## What to do:
Report all lines holding "prescrito".

## Dataset:
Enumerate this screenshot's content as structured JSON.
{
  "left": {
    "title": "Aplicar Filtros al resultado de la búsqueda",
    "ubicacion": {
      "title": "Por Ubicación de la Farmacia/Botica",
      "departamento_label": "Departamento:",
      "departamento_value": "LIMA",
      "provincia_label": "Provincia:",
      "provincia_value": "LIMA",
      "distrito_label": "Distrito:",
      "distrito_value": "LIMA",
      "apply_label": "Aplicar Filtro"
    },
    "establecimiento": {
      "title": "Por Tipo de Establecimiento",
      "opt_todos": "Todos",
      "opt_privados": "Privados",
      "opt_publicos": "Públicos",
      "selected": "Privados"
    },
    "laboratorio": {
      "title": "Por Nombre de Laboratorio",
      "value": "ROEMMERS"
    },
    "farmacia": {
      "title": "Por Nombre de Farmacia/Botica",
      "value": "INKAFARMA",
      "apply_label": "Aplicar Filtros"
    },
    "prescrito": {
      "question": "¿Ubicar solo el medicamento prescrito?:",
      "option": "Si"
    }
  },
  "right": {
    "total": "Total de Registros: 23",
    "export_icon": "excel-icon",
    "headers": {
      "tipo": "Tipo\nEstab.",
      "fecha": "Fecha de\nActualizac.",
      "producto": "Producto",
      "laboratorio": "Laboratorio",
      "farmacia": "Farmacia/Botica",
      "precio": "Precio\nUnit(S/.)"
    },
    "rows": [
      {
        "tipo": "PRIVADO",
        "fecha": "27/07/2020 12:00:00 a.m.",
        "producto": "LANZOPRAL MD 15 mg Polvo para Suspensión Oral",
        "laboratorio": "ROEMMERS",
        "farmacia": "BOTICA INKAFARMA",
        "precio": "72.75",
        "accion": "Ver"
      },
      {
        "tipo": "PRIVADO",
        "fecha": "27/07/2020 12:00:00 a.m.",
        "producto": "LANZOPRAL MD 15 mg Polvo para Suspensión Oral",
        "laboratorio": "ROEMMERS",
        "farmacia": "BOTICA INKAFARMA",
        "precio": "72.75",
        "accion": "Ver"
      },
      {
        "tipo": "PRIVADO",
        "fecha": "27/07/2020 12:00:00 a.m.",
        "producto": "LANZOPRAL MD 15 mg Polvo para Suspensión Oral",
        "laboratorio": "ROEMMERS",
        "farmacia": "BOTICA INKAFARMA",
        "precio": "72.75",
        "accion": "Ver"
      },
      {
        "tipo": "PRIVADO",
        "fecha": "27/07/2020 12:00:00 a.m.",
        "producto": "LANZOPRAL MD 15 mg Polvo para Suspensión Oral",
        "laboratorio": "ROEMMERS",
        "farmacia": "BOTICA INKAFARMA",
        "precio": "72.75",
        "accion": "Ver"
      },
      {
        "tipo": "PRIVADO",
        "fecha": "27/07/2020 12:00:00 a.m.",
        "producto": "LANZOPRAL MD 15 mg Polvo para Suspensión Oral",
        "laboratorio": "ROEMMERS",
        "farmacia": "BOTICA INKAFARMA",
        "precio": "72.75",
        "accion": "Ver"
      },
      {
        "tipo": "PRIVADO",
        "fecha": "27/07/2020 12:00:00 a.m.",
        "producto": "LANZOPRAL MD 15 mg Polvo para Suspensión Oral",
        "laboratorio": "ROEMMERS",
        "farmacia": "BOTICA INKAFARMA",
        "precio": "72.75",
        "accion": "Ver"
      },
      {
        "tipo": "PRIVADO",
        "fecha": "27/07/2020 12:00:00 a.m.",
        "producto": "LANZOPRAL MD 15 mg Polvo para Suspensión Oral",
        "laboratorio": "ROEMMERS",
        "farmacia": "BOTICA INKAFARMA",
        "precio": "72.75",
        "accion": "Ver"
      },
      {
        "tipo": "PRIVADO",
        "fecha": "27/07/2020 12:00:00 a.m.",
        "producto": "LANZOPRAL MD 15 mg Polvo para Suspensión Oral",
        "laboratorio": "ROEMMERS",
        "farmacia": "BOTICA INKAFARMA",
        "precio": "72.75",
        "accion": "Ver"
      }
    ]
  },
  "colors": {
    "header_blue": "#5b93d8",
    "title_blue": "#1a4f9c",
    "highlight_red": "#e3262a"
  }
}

## The completed task:
    "prescrito": {
      "question": "¿Ubicar solo el medicamento prescrito?:",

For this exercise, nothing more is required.